Work required:
Filter these entries, keeping only lines that hold the word "gedenken".

Listed entries:
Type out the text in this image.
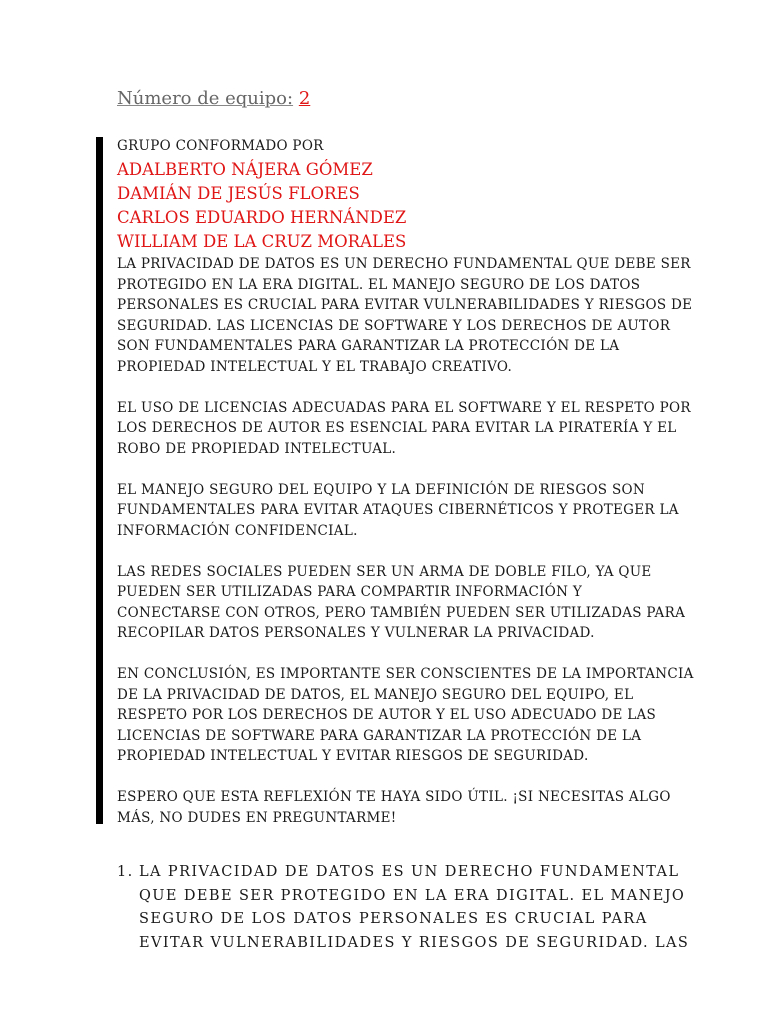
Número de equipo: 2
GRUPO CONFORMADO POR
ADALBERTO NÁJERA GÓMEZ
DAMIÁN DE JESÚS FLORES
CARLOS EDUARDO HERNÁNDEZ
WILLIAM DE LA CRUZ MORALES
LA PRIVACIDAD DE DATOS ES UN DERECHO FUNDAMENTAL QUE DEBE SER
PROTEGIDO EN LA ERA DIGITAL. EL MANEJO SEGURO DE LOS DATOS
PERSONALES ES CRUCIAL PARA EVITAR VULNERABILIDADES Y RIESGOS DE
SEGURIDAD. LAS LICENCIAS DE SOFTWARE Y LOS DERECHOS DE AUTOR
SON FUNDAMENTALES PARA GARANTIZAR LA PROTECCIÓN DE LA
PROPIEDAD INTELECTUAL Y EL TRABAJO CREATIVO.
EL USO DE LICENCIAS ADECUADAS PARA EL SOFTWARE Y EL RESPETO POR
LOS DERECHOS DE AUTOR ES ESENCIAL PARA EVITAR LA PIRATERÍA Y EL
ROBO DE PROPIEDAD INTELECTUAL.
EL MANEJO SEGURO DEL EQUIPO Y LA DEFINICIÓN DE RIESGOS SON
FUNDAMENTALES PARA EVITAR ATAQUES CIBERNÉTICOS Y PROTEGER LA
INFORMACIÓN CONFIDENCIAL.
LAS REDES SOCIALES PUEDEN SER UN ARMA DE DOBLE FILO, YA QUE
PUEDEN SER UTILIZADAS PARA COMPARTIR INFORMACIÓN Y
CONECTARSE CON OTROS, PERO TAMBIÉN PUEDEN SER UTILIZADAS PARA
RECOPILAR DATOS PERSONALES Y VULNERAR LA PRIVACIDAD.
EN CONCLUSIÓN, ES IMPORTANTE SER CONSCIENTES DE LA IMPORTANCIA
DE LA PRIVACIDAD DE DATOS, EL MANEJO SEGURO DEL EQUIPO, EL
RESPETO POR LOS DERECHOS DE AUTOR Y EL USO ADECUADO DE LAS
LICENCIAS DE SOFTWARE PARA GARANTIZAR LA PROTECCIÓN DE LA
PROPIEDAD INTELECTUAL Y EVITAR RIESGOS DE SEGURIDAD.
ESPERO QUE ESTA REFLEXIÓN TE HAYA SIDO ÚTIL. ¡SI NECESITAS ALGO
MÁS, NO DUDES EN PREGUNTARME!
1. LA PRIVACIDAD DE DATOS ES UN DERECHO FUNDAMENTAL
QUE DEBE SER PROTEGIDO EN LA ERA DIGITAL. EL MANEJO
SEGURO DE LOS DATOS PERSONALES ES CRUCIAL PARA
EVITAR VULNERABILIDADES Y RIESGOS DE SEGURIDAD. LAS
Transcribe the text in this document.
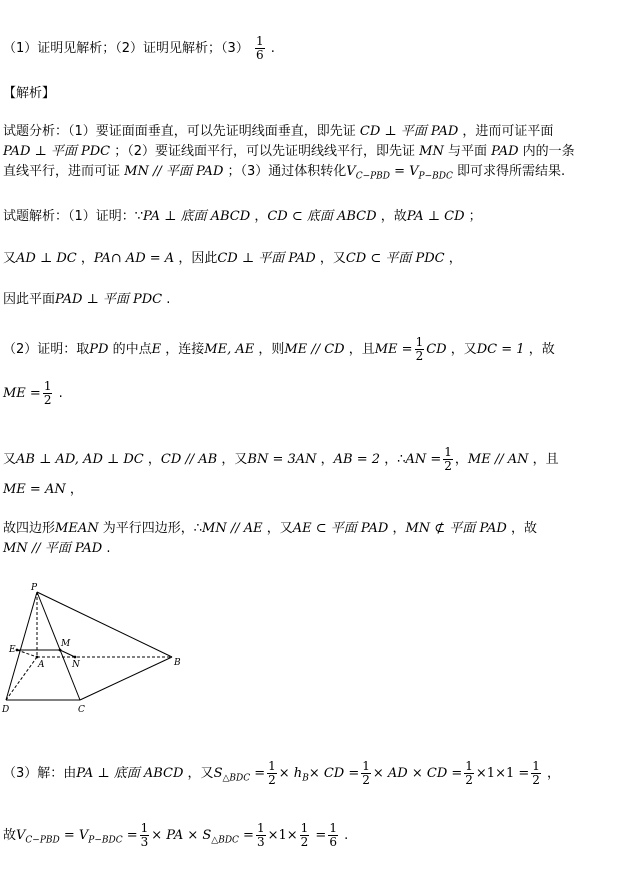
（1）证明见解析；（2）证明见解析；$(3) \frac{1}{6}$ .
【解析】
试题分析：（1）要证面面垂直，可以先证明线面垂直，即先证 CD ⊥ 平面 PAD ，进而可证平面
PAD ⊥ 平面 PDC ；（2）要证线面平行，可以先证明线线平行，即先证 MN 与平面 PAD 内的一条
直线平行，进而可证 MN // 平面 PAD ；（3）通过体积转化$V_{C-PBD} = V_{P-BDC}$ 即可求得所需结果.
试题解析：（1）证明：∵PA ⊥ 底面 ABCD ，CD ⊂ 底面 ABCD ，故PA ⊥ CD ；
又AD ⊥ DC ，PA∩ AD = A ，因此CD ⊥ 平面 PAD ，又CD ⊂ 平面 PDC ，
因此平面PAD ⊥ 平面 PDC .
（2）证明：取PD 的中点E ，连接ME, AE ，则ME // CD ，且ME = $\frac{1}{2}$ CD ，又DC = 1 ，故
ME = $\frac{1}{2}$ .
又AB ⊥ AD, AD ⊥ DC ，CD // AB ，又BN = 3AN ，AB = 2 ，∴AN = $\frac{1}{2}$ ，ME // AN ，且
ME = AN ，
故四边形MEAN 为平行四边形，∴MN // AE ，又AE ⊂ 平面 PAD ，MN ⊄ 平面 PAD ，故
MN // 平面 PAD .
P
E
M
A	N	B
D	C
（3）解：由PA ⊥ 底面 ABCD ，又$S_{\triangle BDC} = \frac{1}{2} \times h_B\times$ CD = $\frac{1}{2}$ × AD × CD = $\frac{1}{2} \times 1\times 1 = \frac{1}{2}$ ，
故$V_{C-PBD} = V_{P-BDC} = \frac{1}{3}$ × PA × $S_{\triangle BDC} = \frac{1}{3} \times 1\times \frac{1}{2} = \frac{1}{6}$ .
==
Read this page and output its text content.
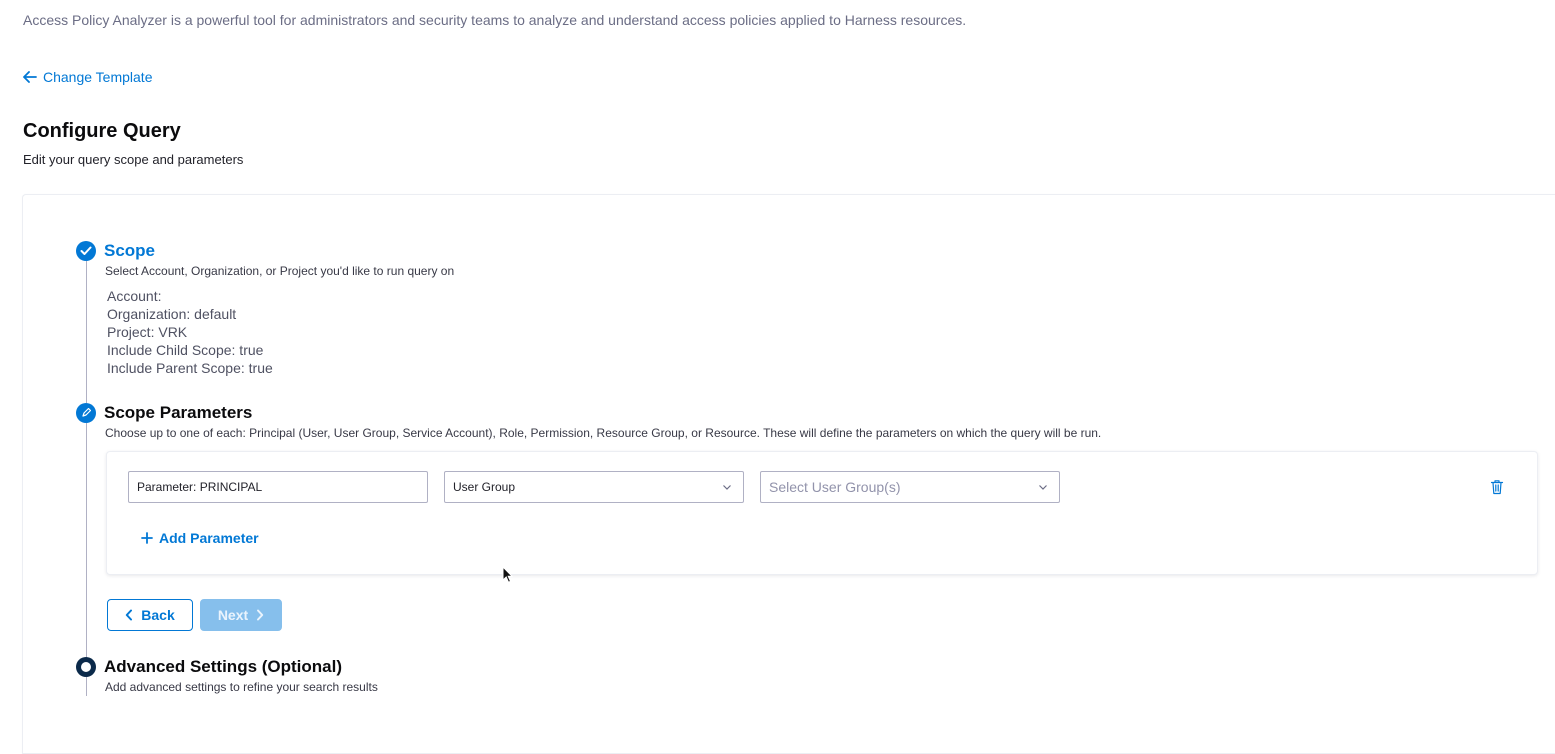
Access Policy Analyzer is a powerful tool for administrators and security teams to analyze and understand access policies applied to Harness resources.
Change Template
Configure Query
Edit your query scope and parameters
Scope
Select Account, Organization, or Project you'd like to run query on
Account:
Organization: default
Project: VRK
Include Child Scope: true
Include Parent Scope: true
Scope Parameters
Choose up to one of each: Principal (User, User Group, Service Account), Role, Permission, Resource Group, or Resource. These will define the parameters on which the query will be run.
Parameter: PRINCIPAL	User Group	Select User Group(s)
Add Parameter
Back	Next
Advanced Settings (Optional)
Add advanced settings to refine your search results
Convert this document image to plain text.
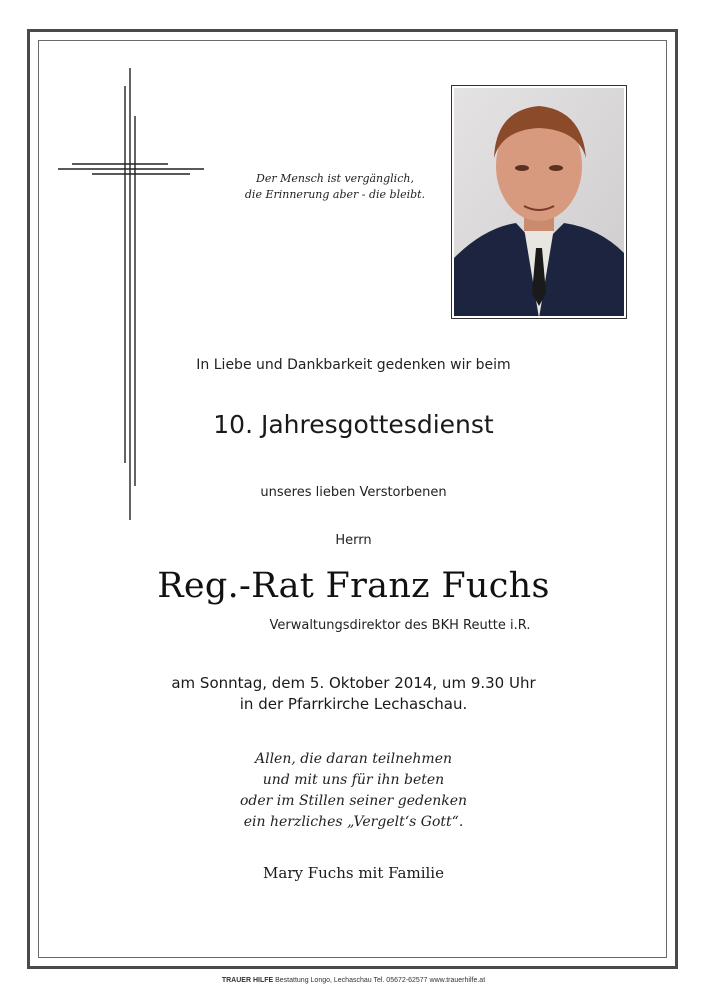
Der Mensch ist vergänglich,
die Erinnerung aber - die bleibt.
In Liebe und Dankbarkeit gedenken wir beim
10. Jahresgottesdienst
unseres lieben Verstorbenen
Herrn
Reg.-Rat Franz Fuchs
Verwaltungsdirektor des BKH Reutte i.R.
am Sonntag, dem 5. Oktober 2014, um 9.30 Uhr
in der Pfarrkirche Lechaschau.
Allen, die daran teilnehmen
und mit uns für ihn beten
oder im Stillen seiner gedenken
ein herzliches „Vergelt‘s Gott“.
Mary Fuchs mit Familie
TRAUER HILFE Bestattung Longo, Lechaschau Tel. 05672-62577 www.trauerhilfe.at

Correct result:
In Liebe und Dankbarkeit gedenken wir beim
oder im Stillen seiner gedenken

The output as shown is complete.